**Exercise:** Each entry must be given again exactly; images do not belong in the copy.
— start Excerpted records —
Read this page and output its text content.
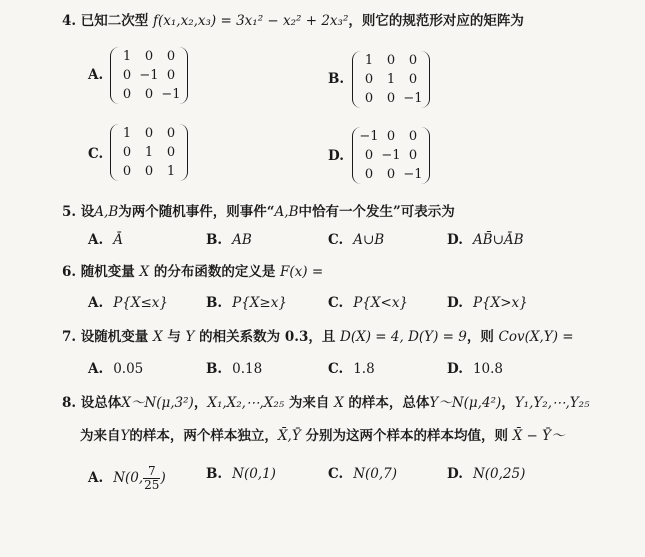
4. 已知二次型 f(x₁,x₂,x₃) = 3x₁² − x₂² + 2x₃²，则它的规范形对应的矩阵为
A.
1	0	0
0 −1 0
0	0 −1
B.
1	0	0
0	1	0
0	0 −1
C.
1	0	0
0	1	0
0	0	1
D.
−1 0	0
0 −1 0
0	0 −1
5. 设A,B为两个随机事件，则事件“A,B中恰有一个发生”可表示为
A. Ā	B. AB	C. A∪B	D. AB̄∪ĀB
6. 随机变量 X 的分布函数的定义是 F(x) =
A. P{X≤x}	B. P{X≥x}	C. P{X<x}	D. P{X>x}
7. 设随机变量 X 与 Y 的相关系数为 0.3，且 D(X) = 4, D(Y) = 9，则 Cov(X,Y) =
A. 0.05	B. 0.18	C. 1.8	D. 10.8
8. 设总体X～N(μ,3²)，X₁,X₂,⋯,X₂₅ 为来自 X 的样本，总体Y～N(μ,4²)，Y₁,Y₂,⋯,Y₂₅
为来自Y的样本，两个样本独立，X̄,Ȳ 分别为这两个样本的样本均值，则 X̄ − Ȳ～
A. N(0, $\frac{7}{25}$ )	B. N(0,1)	C. N(0,7)	D. N(0,25)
— end Excerpted records —
**Problem solution:**
Read this page and output its text content.
4. 已知二次型 f(x₁,x₂,x₃) = 3x₁² − x₂² + 2x₃²，则它的规范形对应的矩阵为
A.
1	0	0
0 −1 0
0	0 −1
B.
1	0	0
0	1	0
0	0 −1
C.
1	0	0
0	1	0
0	0	1
D.
−1 0	0
0 −1 0
0	0 −1
5. 设A,B为两个随机事件，则事件“A,B中恰有一个发生”可表示为
A. Ā	B. AB	C. A∪B	D. AB̄∪ĀB
6. 随机变量 X 的分布函数的定义是 F(x) =
A. P{X≤x}	B. P{X≥x}	C. P{X<x}	D. P{X>x}
7. 设随机变量 X 与 Y 的相关系数为 0.3，且 D(X) = 4, D(Y) = 9，则 Cov(X,Y) =
A. 0.05	B. 0.18	C. 1.8	D. 10.8
8. 设总体X～N(μ,3²)，X₁,X₂,⋯,X₂₅ 为来自 X 的样本，总体Y～N(μ,4²)，Y₁,Y₂,⋯,Y₂₅
为来自Y的样本，两个样本独立，X̄,Ȳ 分别为这两个样本的样本均值，则 X̄ − Ȳ～
A. N(0, $\frac{7}{25}$ )	B. N(0,1)	C. N(0,7)	D. N(0,25)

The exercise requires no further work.